== Dataset items ==
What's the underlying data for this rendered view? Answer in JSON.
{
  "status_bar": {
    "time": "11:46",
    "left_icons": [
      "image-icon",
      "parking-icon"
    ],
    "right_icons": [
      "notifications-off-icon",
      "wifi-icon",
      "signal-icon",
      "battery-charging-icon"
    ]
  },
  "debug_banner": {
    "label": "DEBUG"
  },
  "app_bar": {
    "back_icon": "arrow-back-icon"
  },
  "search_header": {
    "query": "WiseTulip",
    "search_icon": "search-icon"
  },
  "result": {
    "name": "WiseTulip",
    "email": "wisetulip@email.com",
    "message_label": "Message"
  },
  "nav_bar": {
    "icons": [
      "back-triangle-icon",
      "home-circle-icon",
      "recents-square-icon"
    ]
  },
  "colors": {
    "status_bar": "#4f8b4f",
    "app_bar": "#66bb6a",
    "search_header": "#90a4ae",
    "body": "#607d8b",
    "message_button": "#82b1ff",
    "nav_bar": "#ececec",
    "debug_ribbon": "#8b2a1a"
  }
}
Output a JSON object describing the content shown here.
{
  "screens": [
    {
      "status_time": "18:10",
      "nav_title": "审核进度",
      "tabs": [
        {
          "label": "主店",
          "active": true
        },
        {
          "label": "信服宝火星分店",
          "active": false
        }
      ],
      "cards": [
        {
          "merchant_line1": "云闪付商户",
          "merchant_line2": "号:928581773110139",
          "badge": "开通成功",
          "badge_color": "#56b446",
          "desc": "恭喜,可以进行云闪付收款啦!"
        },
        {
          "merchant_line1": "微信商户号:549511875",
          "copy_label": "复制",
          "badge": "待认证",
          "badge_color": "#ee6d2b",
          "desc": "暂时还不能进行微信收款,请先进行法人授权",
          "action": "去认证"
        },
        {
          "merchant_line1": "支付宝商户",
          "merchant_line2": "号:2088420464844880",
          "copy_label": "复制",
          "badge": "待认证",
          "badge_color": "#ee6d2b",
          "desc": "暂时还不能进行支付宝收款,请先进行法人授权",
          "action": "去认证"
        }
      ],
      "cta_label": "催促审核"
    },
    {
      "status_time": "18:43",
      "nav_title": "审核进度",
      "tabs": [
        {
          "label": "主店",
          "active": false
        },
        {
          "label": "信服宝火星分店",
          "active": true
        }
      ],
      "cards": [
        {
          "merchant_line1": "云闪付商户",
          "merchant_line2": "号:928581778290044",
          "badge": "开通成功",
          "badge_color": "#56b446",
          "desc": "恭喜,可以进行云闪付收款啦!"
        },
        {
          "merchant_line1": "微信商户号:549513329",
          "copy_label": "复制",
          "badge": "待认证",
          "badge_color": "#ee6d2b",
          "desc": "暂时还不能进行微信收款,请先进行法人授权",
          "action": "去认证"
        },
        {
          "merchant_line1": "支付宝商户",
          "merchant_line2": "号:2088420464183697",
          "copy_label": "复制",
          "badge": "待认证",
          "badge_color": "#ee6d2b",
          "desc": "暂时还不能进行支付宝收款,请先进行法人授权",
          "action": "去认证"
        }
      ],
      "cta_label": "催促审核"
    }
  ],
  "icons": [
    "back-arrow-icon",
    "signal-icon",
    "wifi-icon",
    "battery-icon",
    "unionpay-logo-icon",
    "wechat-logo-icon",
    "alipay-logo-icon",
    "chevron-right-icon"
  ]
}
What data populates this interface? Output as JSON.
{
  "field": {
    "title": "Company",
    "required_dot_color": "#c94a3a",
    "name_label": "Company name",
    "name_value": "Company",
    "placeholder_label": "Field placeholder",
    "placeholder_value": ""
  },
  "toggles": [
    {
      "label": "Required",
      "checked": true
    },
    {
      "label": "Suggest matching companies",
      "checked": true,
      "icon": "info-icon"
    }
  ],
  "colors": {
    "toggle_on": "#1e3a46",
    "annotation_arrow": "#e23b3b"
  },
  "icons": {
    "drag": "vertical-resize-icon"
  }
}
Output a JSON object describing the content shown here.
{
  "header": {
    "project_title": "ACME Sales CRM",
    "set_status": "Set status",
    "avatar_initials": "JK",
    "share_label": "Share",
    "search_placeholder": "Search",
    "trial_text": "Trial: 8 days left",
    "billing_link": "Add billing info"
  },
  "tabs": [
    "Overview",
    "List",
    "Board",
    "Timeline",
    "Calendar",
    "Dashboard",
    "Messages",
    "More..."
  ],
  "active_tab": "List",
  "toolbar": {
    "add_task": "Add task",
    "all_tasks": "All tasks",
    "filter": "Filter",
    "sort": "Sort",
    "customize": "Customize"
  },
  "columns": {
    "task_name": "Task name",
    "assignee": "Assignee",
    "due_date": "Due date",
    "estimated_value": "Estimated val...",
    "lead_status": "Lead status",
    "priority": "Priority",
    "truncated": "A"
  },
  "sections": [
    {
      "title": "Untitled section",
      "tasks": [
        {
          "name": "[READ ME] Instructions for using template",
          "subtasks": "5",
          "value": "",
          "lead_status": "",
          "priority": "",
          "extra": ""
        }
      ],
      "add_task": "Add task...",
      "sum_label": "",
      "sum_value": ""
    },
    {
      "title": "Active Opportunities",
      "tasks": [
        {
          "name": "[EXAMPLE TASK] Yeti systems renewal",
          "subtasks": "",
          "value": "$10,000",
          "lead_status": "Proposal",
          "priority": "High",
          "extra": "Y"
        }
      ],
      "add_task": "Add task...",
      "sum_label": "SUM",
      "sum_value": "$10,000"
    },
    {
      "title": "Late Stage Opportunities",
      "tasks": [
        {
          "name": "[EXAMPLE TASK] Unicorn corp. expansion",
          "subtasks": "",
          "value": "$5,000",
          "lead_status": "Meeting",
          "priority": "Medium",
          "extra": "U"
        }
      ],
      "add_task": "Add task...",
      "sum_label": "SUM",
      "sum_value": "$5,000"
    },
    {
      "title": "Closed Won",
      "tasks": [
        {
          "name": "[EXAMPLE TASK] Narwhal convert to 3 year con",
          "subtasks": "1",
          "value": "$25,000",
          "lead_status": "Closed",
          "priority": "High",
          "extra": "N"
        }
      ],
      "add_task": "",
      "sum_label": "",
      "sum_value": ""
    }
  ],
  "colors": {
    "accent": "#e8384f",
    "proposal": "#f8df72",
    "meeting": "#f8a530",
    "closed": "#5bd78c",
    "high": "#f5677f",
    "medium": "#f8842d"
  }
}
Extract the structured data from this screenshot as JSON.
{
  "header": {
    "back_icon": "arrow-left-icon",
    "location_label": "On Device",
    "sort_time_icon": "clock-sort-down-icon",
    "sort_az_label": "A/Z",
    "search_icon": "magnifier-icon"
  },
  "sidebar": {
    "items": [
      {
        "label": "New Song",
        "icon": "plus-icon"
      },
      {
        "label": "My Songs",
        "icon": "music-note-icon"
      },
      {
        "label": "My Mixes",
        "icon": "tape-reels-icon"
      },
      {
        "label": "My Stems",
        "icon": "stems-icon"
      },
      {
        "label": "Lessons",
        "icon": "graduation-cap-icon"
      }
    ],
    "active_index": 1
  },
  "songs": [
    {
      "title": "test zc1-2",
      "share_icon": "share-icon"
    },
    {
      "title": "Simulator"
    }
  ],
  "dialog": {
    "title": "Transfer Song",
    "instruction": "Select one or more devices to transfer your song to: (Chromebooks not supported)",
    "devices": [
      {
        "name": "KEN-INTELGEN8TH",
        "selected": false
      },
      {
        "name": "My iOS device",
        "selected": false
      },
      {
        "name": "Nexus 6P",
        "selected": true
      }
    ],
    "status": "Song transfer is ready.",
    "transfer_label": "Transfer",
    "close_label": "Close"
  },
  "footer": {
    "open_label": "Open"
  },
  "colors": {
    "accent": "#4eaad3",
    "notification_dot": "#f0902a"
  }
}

== Task details ==
Repeat the data verbatim.

== Written answer ==
What's the underlying data for this rendered view? Answer in JSON.
{
  "status_bar": {
    "time": "11:46",
    "left_icons": [
      "image-icon",
      "parking-icon"
    ],
    "right_icons": [
      "notifications-off-icon",
      "wifi-icon",
      "signal-icon",
      "battery-charging-icon"
    ]
  },
  "debug_banner": {
    "label": "DEBUG"
  },
  "app_bar": {
    "back_icon": "arrow-back-icon"
  },
  "search_header": {
    "query": "WiseTulip",
    "search_icon": "search-icon"
  },
  "result": {
    "name": "WiseTulip",
    "email": "wisetulip@email.com",
    "message_label": "Message"
  },
  "nav_bar": {
    "icons": [
      "back-triangle-icon",
      "home-circle-icon",
      "recents-square-icon"
    ]
  },
  "colors": {
    "status_bar": "#4f8b4f",
    "app_bar": "#66bb6a",
    "search_header": "#90a4ae",
    "body": "#607d8b",
    "message_button": "#82b1ff",
    "nav_bar": "#ececec",
    "debug_ribbon": "#8b2a1a"
  }
}
Output a JSON object describing the content shown here.
{
  "screens": [
    {
      "status_time": "18:10",
      "nav_title": "审核进度",
      "tabs": [
        {
          "label": "主店",
          "active": true
        },
        {
          "label": "信服宝火星分店",
          "active": false
        }
      ],
      "cards": [
        {
          "merchant_line1": "云闪付商户",
          "merchant_line2": "号:928581773110139",
          "badge": "开通成功",
          "badge_color": "#56b446",
          "desc": "恭喜,可以进行云闪付收款啦!"
        },
        {
          "merchant_line1": "微信商户号:549511875",
          "copy_label": "复制",
          "badge": "待认证",
          "badge_color": "#ee6d2b",
          "desc": "暂时还不能进行微信收款,请先进行法人授权",
          "action": "去认证"
        },
        {
          "merchant_line1": "支付宝商户",
          "merchant_line2": "号:2088420464844880",
          "copy_label": "复制",
          "badge": "待认证",
          "badge_color": "#ee6d2b",
          "desc": "暂时还不能进行支付宝收款,请先进行法人授权",
          "action": "去认证"
        }
      ],
      "cta_label": "催促审核"
    },
    {
      "status_time": "18:43",
      "nav_title": "审核进度",
      "tabs": [
        {
          "label": "主店",
          "active": false
        },
        {
          "label": "信服宝火星分店",
          "active": true
        }
      ],
      "cards": [
        {
          "merchant_line1": "云闪付商户",
          "merchant_line2": "号:928581778290044",
          "badge": "开通成功",
          "badge_color": "#56b446",
          "desc": "恭喜,可以进行云闪付收款啦!"
        },
        {
          "merchant_line1": "微信商户号:549513329",
          "copy_label": "复制",
          "badge": "待认证",
          "badge_color": "#ee6d2b",
          "desc": "暂时还不能进行微信收款,请先进行法人授权",
          "action": "去认证"
        },
        {
          "merchant_line1": "支付宝商户",
          "merchant_line2": "号:2088420464183697",
          "copy_label": "复制",
          "badge": "待认证",
          "badge_color": "#ee6d2b",
          "desc": "暂时还不能进行支付宝收款,请先进行法人授权",
          "action": "去认证"
        }
      ],
      "cta_label": "催促审核"
    }
  ],
  "icons": [
    "back-arrow-icon",
    "signal-icon",
    "wifi-icon",
    "battery-icon",
    "unionpay-logo-icon",
    "wechat-logo-icon",
    "alipay-logo-icon",
    "chevron-right-icon"
  ]
}
What data populates this interface? Output as JSON.
{
  "field": {
    "title": "Company",
    "required_dot_color": "#c94a3a",
    "name_label": "Company name",
    "name_value": "Company",
    "placeholder_label": "Field placeholder",
    "placeholder_value": ""
  },
  "toggles": [
    {
      "label": "Required",
      "checked": true
    },
    {
      "label": "Suggest matching companies",
      "checked": true,
      "icon": "info-icon"
    }
  ],
  "colors": {
    "toggle_on": "#1e3a46",
    "annotation_arrow": "#e23b3b"
  },
  "icons": {
    "drag": "vertical-resize-icon"
  }
}
Output a JSON object describing the content shown here.
{
  "header": {
    "project_title": "ACME Sales CRM",
    "set_status": "Set status",
    "avatar_initials": "JK",
    "share_label": "Share",
    "search_placeholder": "Search",
    "trial_text": "Trial: 8 days left",
    "billing_link": "Add billing info"
  },
  "tabs": [
    "Overview",
    "List",
    "Board",
    "Timeline",
    "Calendar",
    "Dashboard",
    "Messages",
    "More..."
  ],
  "active_tab": "List",
  "toolbar": {
    "add_task": "Add task",
    "all_tasks": "All tasks",
    "filter": "Filter",
    "sort": "Sort",
    "customize": "Customize"
  },
  "columns": {
    "task_name": "Task name",
    "assignee": "Assignee",
    "due_date": "Due date",
    "estimated_value": "Estimated val...",
    "lead_status": "Lead status",
    "priority": "Priority",
    "truncated": "A"
  },
  "sections": [
    {
      "title": "Untitled section",
      "tasks": [
        {
          "name": "[READ ME] Instructions for using template",
          "subtasks": "5",
          "value": "",
          "lead_status": "",
          "priority": "",
          "extra": ""
        }
      ],
      "add_task": "Add task...",
      "sum_label": "",
      "sum_value": ""
    },
    {
      "title": "Active Opportunities",
      "tasks": [
        {
          "name": "[EXAMPLE TASK] Yeti systems renewal",
          "subtasks": "",
          "value": "$10,000",
          "lead_status": "Proposal",
          "priority": "High",
          "extra": "Y"
        }
      ],
      "add_task": "Add task...",
      "sum_label": "SUM",
      "sum_value": "$10,000"
    },
    {
      "title": "Late Stage Opportunities",
      "tasks": [
        {
          "name": "[EXAMPLE TASK] Unicorn corp. expansion",
          "subtasks": "",
          "value": "$5,000",
          "lead_status": "Meeting",
          "priority": "Medium",
          "extra": "U"
        }
      ],
      "add_task": "Add task...",
      "sum_label": "SUM",
      "sum_value": "$5,000"
    },
    {
      "title": "Closed Won",
      "tasks": [
        {
          "name": "[EXAMPLE TASK] Narwhal convert to 3 year con",
          "subtasks": "1",
          "value": "$25,000",
          "lead_status": "Closed",
          "priority": "High",
          "extra": "N"
        }
      ],
      "add_task": "",
      "sum_label": "",
      "sum_value": ""
    }
  ],
  "colors": {
    "accent": "#e8384f",
    "proposal": "#f8df72",
    "meeting": "#f8a530",
    "closed": "#5bd78c",
    "high": "#f5677f",
    "medium": "#f8842d"
  }
}
Extract the structured data from this screenshot as JSON.
{
  "header": {
    "back_icon": "arrow-left-icon",
    "location_label": "On Device",
    "sort_time_icon": "clock-sort-down-icon",
    "sort_az_label": "A/Z",
    "search_icon": "magnifier-icon"
  },
  "sidebar": {
    "items": [
      {
        "label": "New Song",
        "icon": "plus-icon"
      },
      {
        "label": "My Songs",
        "icon": "music-note-icon"
      },
      {
        "label": "My Mixes",
        "icon": "tape-reels-icon"
      },
      {
        "label": "My Stems",
        "icon": "stems-icon"
      },
      {
        "label": "Lessons",
        "icon": "graduation-cap-icon"
      }
    ],
    "active_index": 1
  },
  "songs": [
    {
      "title": "test zc1-2",
      "share_icon": "share-icon"
    },
    {
      "title": "Simulator"
    }
  ],
  "dialog": {
    "title": "Transfer Song",
    "instruction": "Select one or more devices to transfer your song to: (Chromebooks not supported)",
    "devices": [
      {
        "name": "KEN-INTELGEN8TH",
        "selected": false
      },
      {
        "name": "My iOS device",
        "selected": false
      },
      {
        "name": "Nexus 6P",
        "selected": true
      }
    ],
    "status": "Song transfer is ready.",
    "transfer_label": "Transfer",
    "close_label": "Close"
  },
  "footer": {
    "open_label": "Open"
  },
  "colors": {
    "accent": "#4eaad3",
    "notification_dot": "#f0902a"
  }
}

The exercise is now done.